==== Records to use ====

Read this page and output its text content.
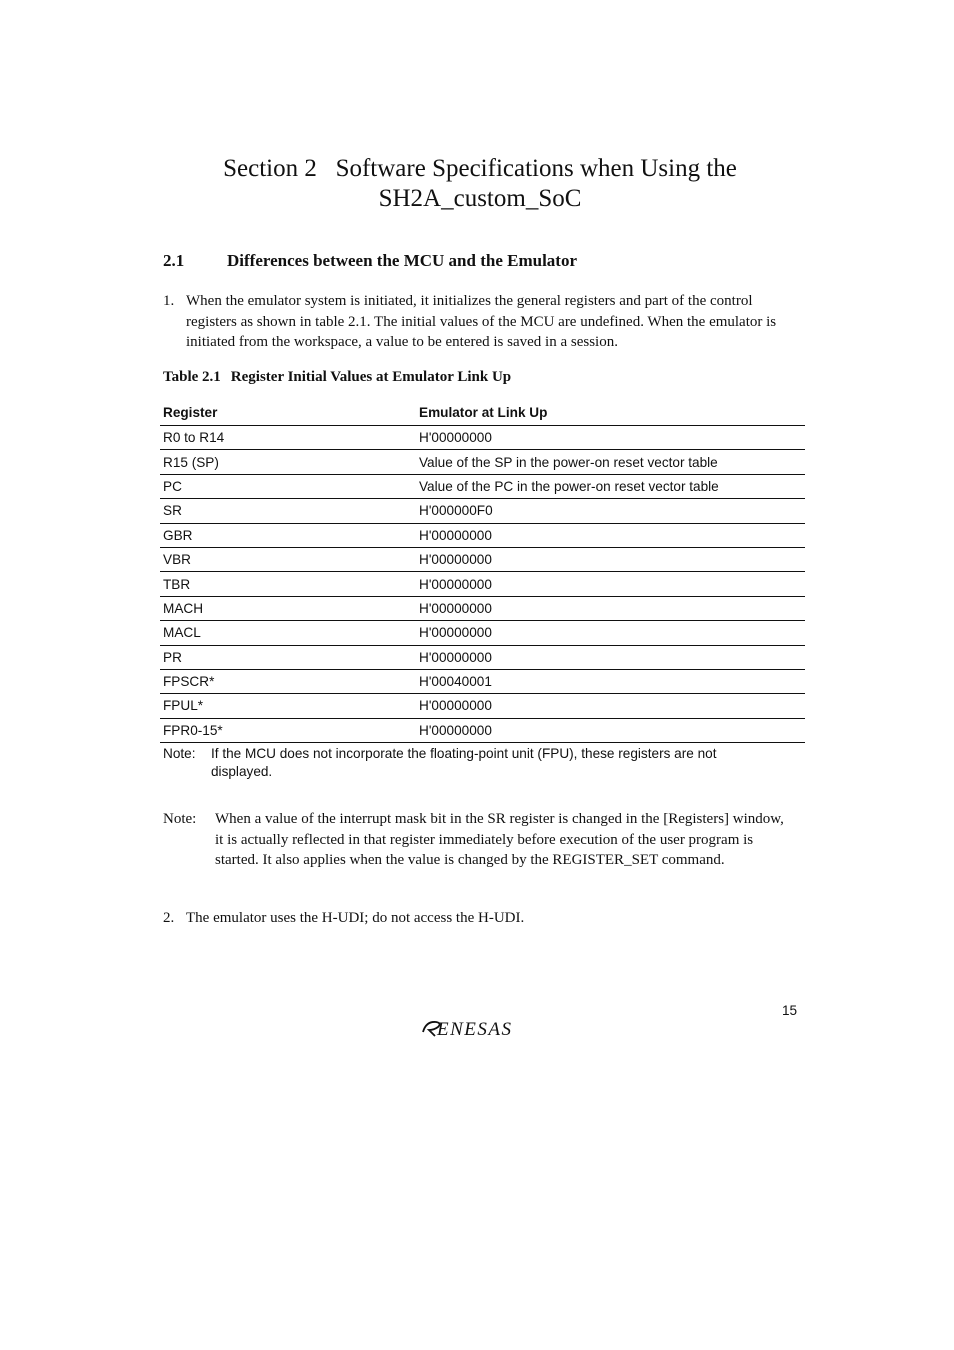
Section 2   Software Specifications when Using the
SH2A_custom_SoC
2.1	Differences between the MCU and the Emulator
1. When the emulator system is initiated, it initializes the general registers and part of the control registers as shown in table 2.1. The initial values of the MCU are undefined. When the emulator is initiated from the workspace, a value to be entered is saved in a session.
Table 2.1 Register Initial Values at Emulator Link Up
Register	Emulator at Link Up
R0 to R14	H'00000000
R15 (SP)	Value of the SP in the power-on reset vector table
PC	Value of the PC in the power-on reset vector table
SR	H'000000F0
GBR	H'00000000
VBR	H'00000000
TBR	H'00000000
MACH	H'00000000
MACL	H'00000000
PR	H'00000000
FPSCR*	H'00040001
FPUL*	H'00000000
FPR0-15*	H'00000000
Note: If the MCU does not incorporate the floating-point unit (FPU), these registers are not displayed.
Note: When a value of the interrupt mask bit in the SR register is changed in the [Registers] window, it is actually reflected in that register immediately before execution of the user program is started. It also applies when the value is changed by the REGISTER_SET command.
2. The emulator uses the H-UDI; do not access the H-UDI.
15
ENESAS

====

> **Required task**: Set down all the entries exactly as they appear, but skip any pictures.

> **Solution to the problem**:
Read this page and output its text content.
Section 2   Software Specifications when Using the
SH2A_custom_SoC
2.1	Differences between the MCU and the Emulator
1. When the emulator system is initiated, it initializes the general registers and part of the control registers as shown in table 2.1. The initial values of the MCU are undefined. When the emulator is initiated from the workspace, a value to be entered is saved in a session.
Table 2.1 Register Initial Values at Emulator Link Up
Register	Emulator at Link Up
R0 to R14	H'00000000
R15 (SP)	Value of the SP in the power-on reset vector table
PC	Value of the PC in the power-on reset vector table
SR	H'000000F0
GBR	H'00000000
VBR	H'00000000
TBR	H'00000000
MACH	H'00000000
MACL	H'00000000
PR	H'00000000
FPSCR*	H'00040001
FPUL*	H'00000000
FPR0-15*	H'00000000
Note: If the MCU does not incorporate the floating-point unit (FPU), these registers are not displayed.
Note: When a value of the interrupt mask bit in the SR register is changed in the [Registers] window, it is actually reflected in that register immediately before execution of the user program is started. It also applies when the value is changed by the REGISTER_SET command.
2. The emulator uses the H-UDI; do not access the H-UDI.
15
ENESAS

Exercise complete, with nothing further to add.